# [YOUR OBJECTIVE]
Please quote the material exactly, every line of it.

# [SUPPLIED ENTRIES]
_ _ _
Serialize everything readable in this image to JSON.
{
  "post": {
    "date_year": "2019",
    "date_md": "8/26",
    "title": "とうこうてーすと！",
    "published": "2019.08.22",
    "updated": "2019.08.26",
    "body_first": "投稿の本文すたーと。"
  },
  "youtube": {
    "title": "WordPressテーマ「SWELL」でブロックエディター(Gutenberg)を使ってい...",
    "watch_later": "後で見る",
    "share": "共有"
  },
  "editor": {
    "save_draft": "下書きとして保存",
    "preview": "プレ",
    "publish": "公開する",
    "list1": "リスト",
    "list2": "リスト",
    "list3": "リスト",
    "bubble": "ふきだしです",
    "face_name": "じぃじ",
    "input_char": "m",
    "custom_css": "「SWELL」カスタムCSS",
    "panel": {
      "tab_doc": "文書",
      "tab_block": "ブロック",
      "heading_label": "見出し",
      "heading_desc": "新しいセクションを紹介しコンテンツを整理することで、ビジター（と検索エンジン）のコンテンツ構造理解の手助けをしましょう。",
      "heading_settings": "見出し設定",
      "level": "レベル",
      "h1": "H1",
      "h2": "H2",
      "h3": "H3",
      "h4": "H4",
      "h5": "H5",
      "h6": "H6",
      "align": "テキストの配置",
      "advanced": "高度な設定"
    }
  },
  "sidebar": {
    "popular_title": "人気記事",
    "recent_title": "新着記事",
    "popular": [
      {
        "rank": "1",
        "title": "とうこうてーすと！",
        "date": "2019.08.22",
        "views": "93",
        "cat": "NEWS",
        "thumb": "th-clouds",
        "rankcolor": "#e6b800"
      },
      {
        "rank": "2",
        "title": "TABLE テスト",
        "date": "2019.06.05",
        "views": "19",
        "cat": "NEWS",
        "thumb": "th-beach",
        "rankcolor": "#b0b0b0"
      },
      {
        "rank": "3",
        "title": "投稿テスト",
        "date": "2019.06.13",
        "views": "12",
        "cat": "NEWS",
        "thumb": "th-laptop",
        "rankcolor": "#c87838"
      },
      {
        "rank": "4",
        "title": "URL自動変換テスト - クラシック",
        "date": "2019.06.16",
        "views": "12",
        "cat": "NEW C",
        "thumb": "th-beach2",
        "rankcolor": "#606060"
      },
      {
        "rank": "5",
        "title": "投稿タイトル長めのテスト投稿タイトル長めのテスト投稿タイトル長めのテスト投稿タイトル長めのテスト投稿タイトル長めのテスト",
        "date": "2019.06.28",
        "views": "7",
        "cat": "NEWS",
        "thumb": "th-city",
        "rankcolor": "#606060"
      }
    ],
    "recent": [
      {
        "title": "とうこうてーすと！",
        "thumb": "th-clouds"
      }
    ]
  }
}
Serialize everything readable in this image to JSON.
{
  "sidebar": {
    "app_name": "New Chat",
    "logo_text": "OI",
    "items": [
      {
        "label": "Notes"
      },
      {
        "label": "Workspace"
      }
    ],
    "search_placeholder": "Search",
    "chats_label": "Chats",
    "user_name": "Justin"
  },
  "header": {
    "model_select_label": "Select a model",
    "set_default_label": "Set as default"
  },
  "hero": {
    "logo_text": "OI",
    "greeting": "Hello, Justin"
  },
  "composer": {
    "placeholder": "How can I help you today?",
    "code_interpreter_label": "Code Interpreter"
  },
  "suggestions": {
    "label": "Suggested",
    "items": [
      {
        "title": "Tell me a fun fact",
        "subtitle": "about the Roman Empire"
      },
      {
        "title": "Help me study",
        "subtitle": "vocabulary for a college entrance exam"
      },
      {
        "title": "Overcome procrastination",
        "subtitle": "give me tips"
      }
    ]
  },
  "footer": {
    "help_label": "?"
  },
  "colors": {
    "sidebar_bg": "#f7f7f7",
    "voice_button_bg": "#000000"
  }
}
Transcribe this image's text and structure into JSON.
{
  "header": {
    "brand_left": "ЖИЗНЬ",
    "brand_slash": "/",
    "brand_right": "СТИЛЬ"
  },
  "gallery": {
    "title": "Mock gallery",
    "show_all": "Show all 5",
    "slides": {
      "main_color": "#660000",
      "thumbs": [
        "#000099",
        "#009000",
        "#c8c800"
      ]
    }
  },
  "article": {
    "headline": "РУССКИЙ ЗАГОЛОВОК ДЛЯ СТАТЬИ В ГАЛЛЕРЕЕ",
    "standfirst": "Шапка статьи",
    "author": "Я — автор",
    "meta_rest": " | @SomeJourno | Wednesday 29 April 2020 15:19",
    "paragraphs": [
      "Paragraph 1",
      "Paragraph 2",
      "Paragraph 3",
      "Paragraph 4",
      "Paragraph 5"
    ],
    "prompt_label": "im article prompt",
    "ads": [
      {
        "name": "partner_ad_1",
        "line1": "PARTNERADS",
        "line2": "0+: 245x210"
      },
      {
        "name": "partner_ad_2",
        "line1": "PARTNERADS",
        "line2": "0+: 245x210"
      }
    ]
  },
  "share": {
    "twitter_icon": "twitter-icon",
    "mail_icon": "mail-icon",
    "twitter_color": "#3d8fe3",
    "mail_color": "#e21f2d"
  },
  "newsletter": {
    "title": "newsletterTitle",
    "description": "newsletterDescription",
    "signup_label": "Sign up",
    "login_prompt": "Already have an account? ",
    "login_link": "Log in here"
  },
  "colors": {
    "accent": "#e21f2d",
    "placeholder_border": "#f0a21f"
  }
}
_ _ _
# [ANSWER TO THIS TASK]
Serialize everything readable in this image to JSON.
{
  "post": {
    "date_year": "2019",
    "date_md": "8/26",
    "title": "とうこうてーすと！",
    "published": "2019.08.22",
    "updated": "2019.08.26",
    "body_first": "投稿の本文すたーと。"
  },
  "youtube": {
    "title": "WordPressテーマ「SWELL」でブロックエディター(Gutenberg)を使ってい...",
    "watch_later": "後で見る",
    "share": "共有"
  },
  "editor": {
    "save_draft": "下書きとして保存",
    "preview": "プレ",
    "publish": "公開する",
    "list1": "リスト",
    "list2": "リスト",
    "list3": "リスト",
    "bubble": "ふきだしです",
    "face_name": "じぃじ",
    "input_char": "m",
    "custom_css": "「SWELL」カスタムCSS",
    "panel": {
      "tab_doc": "文書",
      "tab_block": "ブロック",
      "heading_label": "見出し",
      "heading_desc": "新しいセクションを紹介しコンテンツを整理することで、ビジター（と検索エンジン）のコンテンツ構造理解の手助けをしましょう。",
      "heading_settings": "見出し設定",
      "level": "レベル",
      "h1": "H1",
      "h2": "H2",
      "h3": "H3",
      "h4": "H4",
      "h5": "H5",
      "h6": "H6",
      "align": "テキストの配置",
      "advanced": "高度な設定"
    }
  },
  "sidebar": {
    "popular_title": "人気記事",
    "recent_title": "新着記事",
    "popular": [
      {
        "rank": "1",
        "title": "とうこうてーすと！",
        "date": "2019.08.22",
        "views": "93",
        "cat": "NEWS",
        "thumb": "th-clouds",
        "rankcolor": "#e6b800"
      },
      {
        "rank": "2",
        "title": "TABLE テスト",
        "date": "2019.06.05",
        "views": "19",
        "cat": "NEWS",
        "thumb": "th-beach",
        "rankcolor": "#b0b0b0"
      },
      {
        "rank": "3",
        "title": "投稿テスト",
        "date": "2019.06.13",
        "views": "12",
        "cat": "NEWS",
        "thumb": "th-laptop",
        "rankcolor": "#c87838"
      },
      {
        "rank": "4",
        "title": "URL自動変換テスト - クラシック",
        "date": "2019.06.16",
        "views": "12",
        "cat": "NEW C",
        "thumb": "th-beach2",
        "rankcolor": "#606060"
      },
      {
        "rank": "5",
        "title": "投稿タイトル長めのテスト投稿タイトル長めのテスト投稿タイトル長めのテスト投稿タイトル長めのテスト投稿タイトル長めのテスト",
        "date": "2019.06.28",
        "views": "7",
        "cat": "NEWS",
        "thumb": "th-city",
        "rankcolor": "#606060"
      }
    ],
    "recent": [
      {
        "title": "とうこうてーすと！",
        "thumb": "th-clouds"
      }
    ]
  }
}
Serialize everything readable in this image to JSON.
{
  "sidebar": {
    "app_name": "New Chat",
    "logo_text": "OI",
    "items": [
      {
        "label": "Notes"
      },
      {
        "label": "Workspace"
      }
    ],
    "search_placeholder": "Search",
    "chats_label": "Chats",
    "user_name": "Justin"
  },
  "header": {
    "model_select_label": "Select a model",
    "set_default_label": "Set as default"
  },
  "hero": {
    "logo_text": "OI",
    "greeting": "Hello, Justin"
  },
  "composer": {
    "placeholder": "How can I help you today?",
    "code_interpreter_label": "Code Interpreter"
  },
  "suggestions": {
    "label": "Suggested",
    "items": [
      {
        "title": "Tell me a fun fact",
        "subtitle": "about the Roman Empire"
      },
      {
        "title": "Help me study",
        "subtitle": "vocabulary for a college entrance exam"
      },
      {
        "title": "Overcome procrastination",
        "subtitle": "give me tips"
      }
    ]
  },
  "footer": {
    "help_label": "?"
  },
  "colors": {
    "sidebar_bg": "#f7f7f7",
    "voice_button_bg": "#000000"
  }
}
Transcribe this image's text and structure into JSON.
{
  "header": {
    "brand_left": "ЖИЗНЬ",
    "brand_slash": "/",
    "brand_right": "СТИЛЬ"
  },
  "gallery": {
    "title": "Mock gallery",
    "show_all": "Show all 5",
    "slides": {
      "main_color": "#660000",
      "thumbs": [
        "#000099",
        "#009000",
        "#c8c800"
      ]
    }
  },
  "article": {
    "headline": "РУССКИЙ ЗАГОЛОВОК ДЛЯ СТАТЬИ В ГАЛЛЕРЕЕ",
    "standfirst": "Шапка статьи",
    "author": "Я — автор",
    "meta_rest": " | @SomeJourno | Wednesday 29 April 2020 15:19",
    "paragraphs": [
      "Paragraph 1",
      "Paragraph 2",
      "Paragraph 3",
      "Paragraph 4",
      "Paragraph 5"
    ],
    "prompt_label": "im article prompt",
    "ads": [
      {
        "name": "partner_ad_1",
        "line1": "PARTNERADS",
        "line2": "0+: 245x210"
      },
      {
        "name": "partner_ad_2",
        "line1": "PARTNERADS",
        "line2": "0+: 245x210"
      }
    ]
  },
  "share": {
    "twitter_icon": "twitter-icon",
    "mail_icon": "mail-icon",
    "twitter_color": "#3d8fe3",
    "mail_color": "#e21f2d"
  },
  "newsletter": {
    "title": "newsletterTitle",
    "description": "newsletterDescription",
    "signup_label": "Sign up",
    "login_prompt": "Already have an account? ",
    "login_link": "Log in here"
  },
  "colors": {
    "accent": "#e21f2d",
    "placeholder_border": "#f0a21f"
  }
}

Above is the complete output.